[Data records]
-*-

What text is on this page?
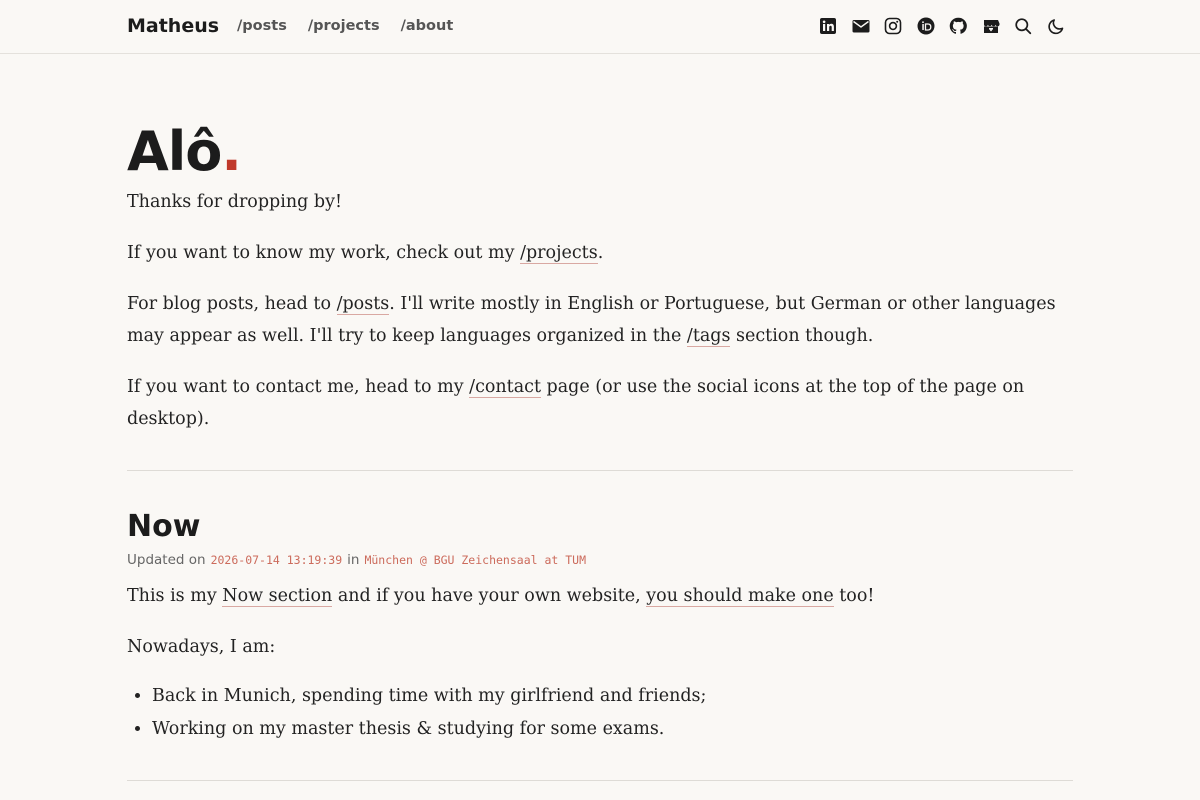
Matheus /posts /projects /about
Alô.

Thanks for dropping by!

If you want to know my work, check out my /projects.

For blog posts, head to /posts. I'll write mostly in English or Portuguese, but German or other languages may appear as well. I'll try to keep languages organized in the /tags section though.

If you want to contact me, head to my /contact page (or use the social icons at the top of the page on desktop).

Now
Updated on 2026-07-14 13:19:39 in München @ BGU Zeichensaal at TUM

This is my Now section and if you have your own website, you should make one too!

Nowadays, I am:

• Back in Munich, spending time with my girlfriend and friends;
• Working on my master thesis & studying for some exams.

-*-

Work instructions: Find each line holding the word "want" and copy it.

Written answer:
If you want to know my work, check out my /projects.
If you want to contact me, head to my /contact page (or use the social icons at the top of the page on desktop).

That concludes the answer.